## GIVEN TASK
Filter the data below for the string "Эльконина" and copy each matching line.

## PROVIDED RECORDS

>>

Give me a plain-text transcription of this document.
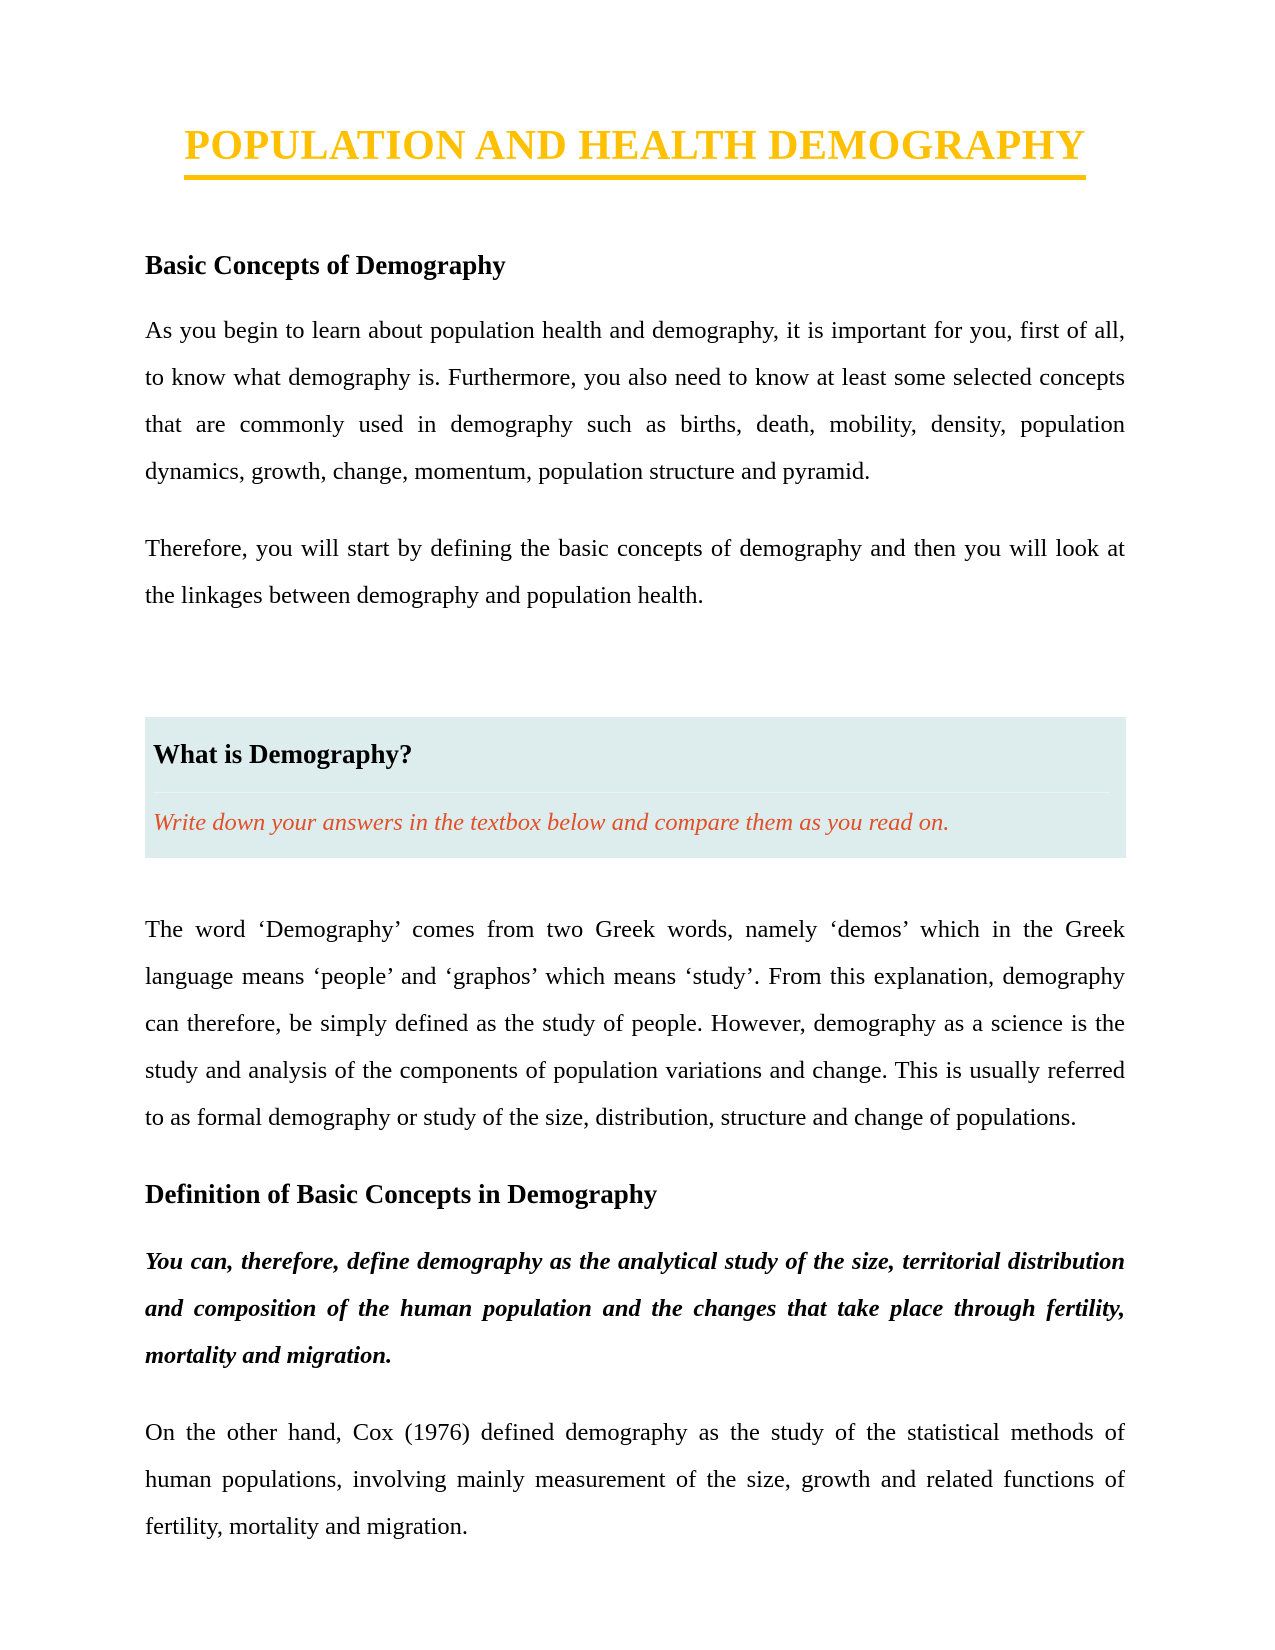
POPULATION AND HEALTH DEMOGRAPHY
Basic Concepts of Demography

As you begin to learn about population health and demography, it is important for you, first of all, to know what demography is. Furthermore, you also need to know at least some selected concepts that are commonly used in demography such as births, death, mobility, density, population dynamics, growth, change, momentum, population structure and pyramid.

Therefore, you will start by defining the basic concepts of demography and then you will look at the linkages between demography and population health.

What is Demography?

Write down your answers in the textbox below and compare them as you read on.

The word ‘Demography’ comes from two Greek words, namely ‘demos’ which in the Greek language means ‘people’ and ‘graphos’ which means ‘study’. From this explanation, demography can therefore, be simply defined as the study of people. However, demography as a science is the study and analysis of the components of population variations and change. This is usually referred to as formal demography or study of the size, distribution, structure and change of populations.

Definition of Basic Concepts in Demography

You can, therefore, define demography as the analytical study of the size, territorial distribution and composition of the human population and the changes that take place through fertility, mortality and migration.

On the other hand, Cox (1976) defined demography as the study of the statistical methods of human populations, involving mainly measurement of the size, growth and related functions of fertility, mortality and migration.
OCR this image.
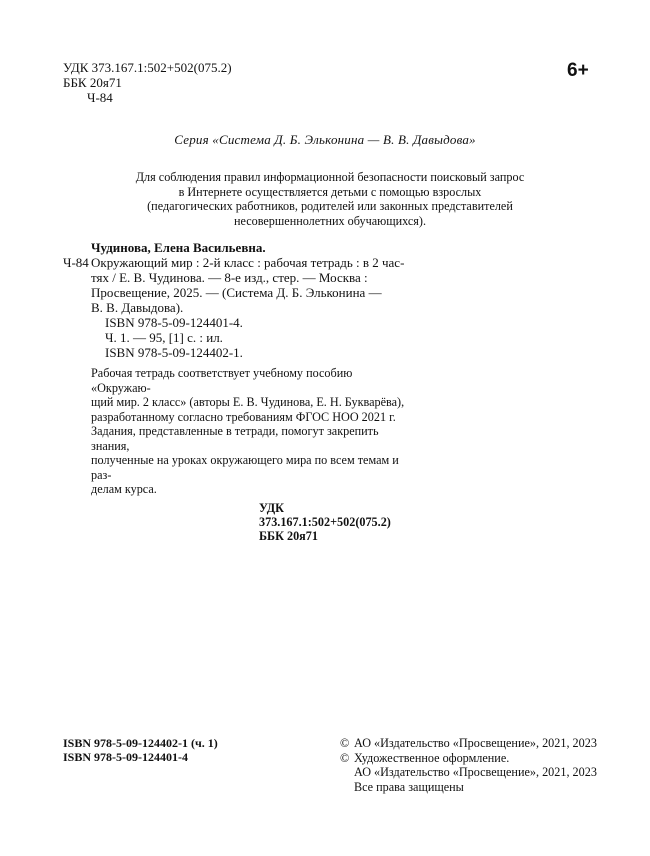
УДК 373.167.1:502+502(075.2)
ББК 20я71
Ч-84
6+
Серия «Система Д. Б. Эльконина — В. В. Давыдова»
Для соблюдения правил информационной безопасности поисковый запрос
в Интернете осуществляется детьми с помощью взрослых
(педагогических работников, родителей или законных представителей
несовершеннолетних обучающихся).
Чудинова, Елена Васильевна.
Ч-84 Окружающий мир : 2-й класс : рабочая тетрадь : в 2 час-
тях / Е. В. Чудинова. — 8-е изд., стер. — Москва :
Просвещение, 2025. — (Система Д. Б. Эльконина —
В. В. Давыдова).
ISBN 978-5-09-124401-4.
Ч. 1. — 95, [1] с. : ил.
ISBN 978-5-09-124402-1.
Рабочая тетрадь соответствует учебному пособию «Окружаю-
щий мир. 2 класс» (авторы Е. В. Чудинова, Е. Н. Букварёва),
разработанному согласно требованиям ФГОС НОО 2021 г.
Задания, представленные в тетради, помогут закрепить знания,
полученные на уроках окружающего мира по всем темам и раз-
делам курса.
УДК 373.167.1:502+502(075.2)
ББК 20я71
ISBN 978-5-09-124402-1 (ч. 1)
ISBN 978-5-09-124401-4
© АО «Издательство «Просвещение», 2021, 2023
© Художественное оформление.
АО «Издательство «Просвещение», 2021, 2023
Все права защищены
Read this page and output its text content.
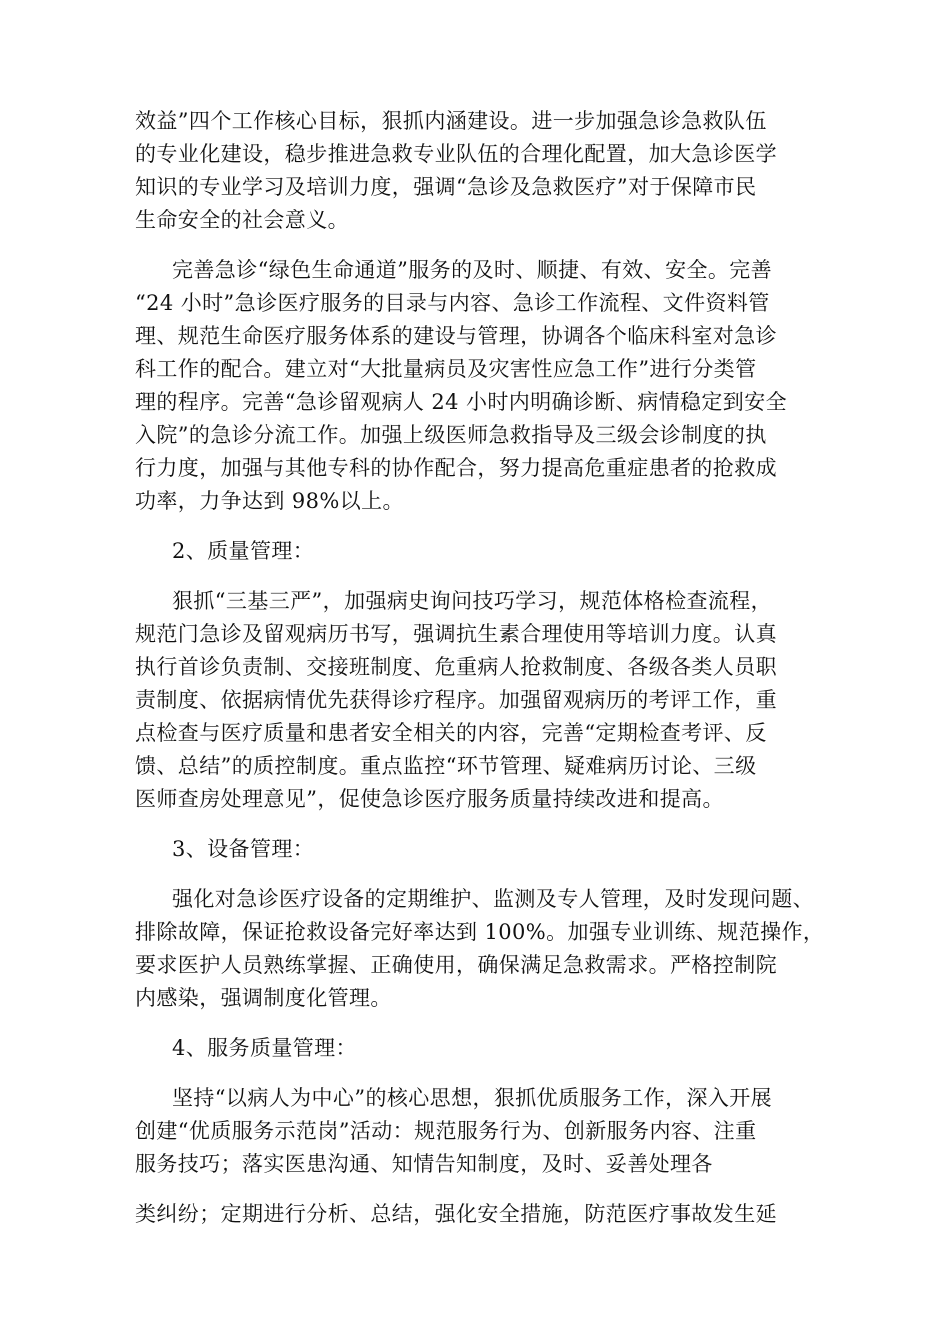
效益”四个工作核心目标，狠抓内涵建设。进一步加强急诊急救队伍
的专业化建设，稳步推进急救专业队伍的合理化配置，加大急诊医学
知识的专业学习及培训力度，强调“急诊及急救医疗”对于保障市民
生命安全的社会意义。
完善急诊“绿色生命通道”服务的及时、顺捷、有效、安全。完善
“24 小时”急诊医疗服务的目录与内容、急诊工作流程、文件资料管
理、规范生命医疗服务体系的建设与管理，协调各个临床科室对急诊
科工作的配合。建立对“大批量病员及灾害性应急工作”进行分类管
理的程序。完善“急诊留观病人 24 小时内明确诊断、病情稳定到安全
入院”的急诊分流工作。加强上级医师急救指导及三级会诊制度的执
行力度，加强与其他专科的协作配合，努力提高危重症患者的抢救成
功率，力争达到 98%以上。
2、质量管理：
狠抓“三基三严”，加强病史询问技巧学习，规范体格检查流程，
规范门急诊及留观病历书写，强调抗生素合理使用等培训力度。认真
执行首诊负责制、交接班制度、危重病人抢救制度、各级各类人员职
责制度、依据病情优先获得诊疗程序。加强留观病历的考评工作，重
点检查与医疗质量和患者安全相关的内容，完善“定期检查考评、反
馈、总结”的质控制度。重点监控“环节管理、疑难病历讨论、三级
医师查房处理意见”，促使急诊医疗服务质量持续改进和提高。
3、设备管理：
强化对急诊医疗设备的定期维护、监测及专人管理，及时发现问题、
排除故障，保证抢救设备完好率达到 100%。加强专业训练、规范操作，
要求医护人员熟练掌握、正确使用，确保满足急救需求。严格控制院
内感染，强调制度化管理。
4、服务质量管理：
坚持“以病人为中心”的核心思想，狠抓优质服务工作，深入开展
创建“优质服务示范岗”活动：规范服务行为、创新服务内容、注重
服务技巧；落实医患沟通、知情告知制度，及时、妥善处理各
类纠纷；定期进行分析、总结，强化安全措施，防范医疗事故发生延
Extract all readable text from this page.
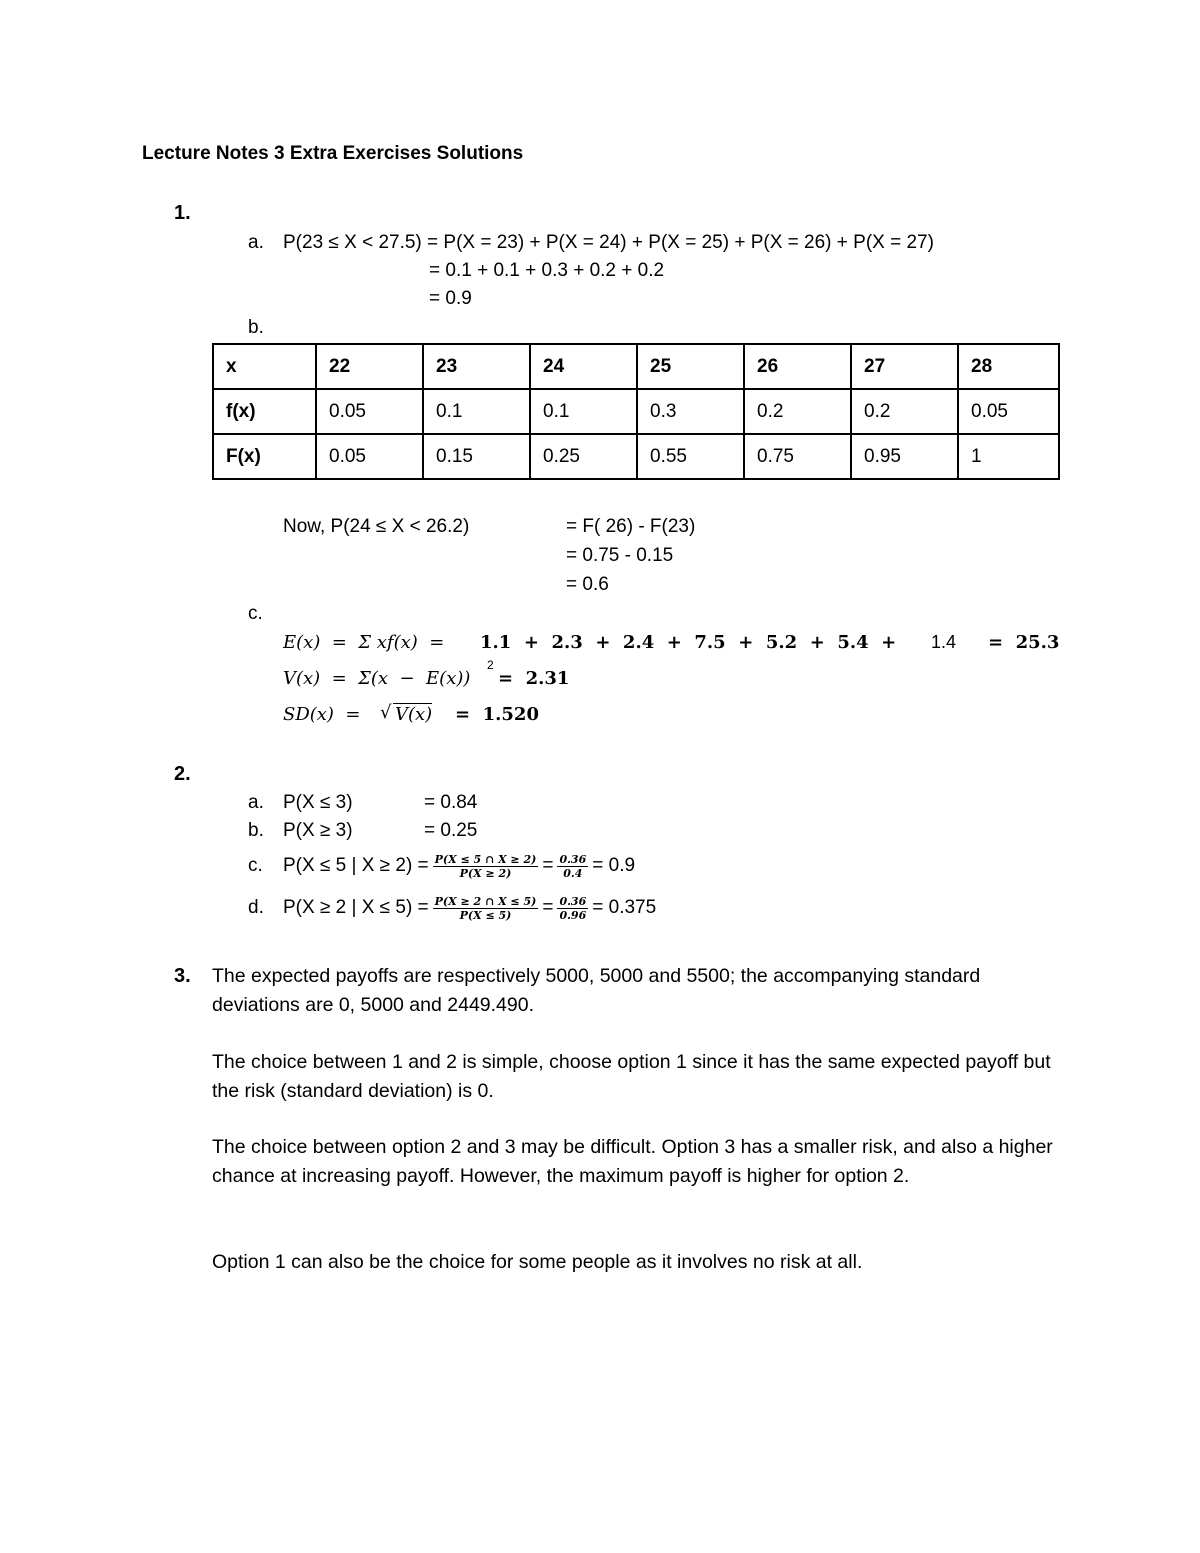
Lecture Notes 3 Extra Exercises Solutions
1.
a. P(23 ≤ X < 27.5) = P(X = 23) + P(X = 24) + P(X = 25) + P(X = 26) + P(X = 27)
= 0.1 + 0.1 + 0.3 + 0.2 + 0.2
= 0.9
b.
x	22	23	24	25	26	27	28
f(x)	0.05	0.1	0.1	0.3	0.2	0.2	0.05
F(x)	0.05	0.15	0.25	0.55	0.75	0.95	1
Now, P(24 ≤ X < 26.2)	= F( 26) - F(23)
= 0.75 - 0.15
= 0.6
c.
E(x)  =  Σ xf(x)  = 1.1  +  2.3  +  2.4  +  7.5  +  5.2  +  5.4  + 1.4 =  25.3
V(x)  =  Σ(x  −  E(x))
2
=  2.31
SD(x)  = √ V(x) =  1.520
2.
a. P(X ≤ 3)	= 0.84
b. P(X ≥ 3)	= 0.25
c. P(X ≤ 5 | $X \ge 2) = \frac{P(X \le 5 \cap X \ge 2)}{P(X \ge 2)} = \frac{0.36}{0.4} = 0.9$
d. P(X ≥ 2 | $X \le 5) = \frac{P(X \ge 2 \cap X \le 5)}{P(X \le 5)} = \frac{0.36}{0.96} = 0.375$
3. The expected payoffs are respectively 5000, 5000 and 5500; the accompanying standard deviations are 0, 5000 and 2449.490.
The choice between 1 and 2 is simple, choose option 1 since it has the same expected payoff but the risk (standard deviation) is 0.
The choice between option 2 and 3 may be difficult. Option 3 has a smaller risk, and also a higher chance at increasing payoff. However, the maximum payoff is higher for option 2.
Option 1 can also be the choice for some people as it involves no risk at all.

<<

## FINAL ANSWER
Серия «Система Д. Б. Эльконина — В. В. Давыдова»
Просвещение, 2025. — (Система Д. Б. Эльконина —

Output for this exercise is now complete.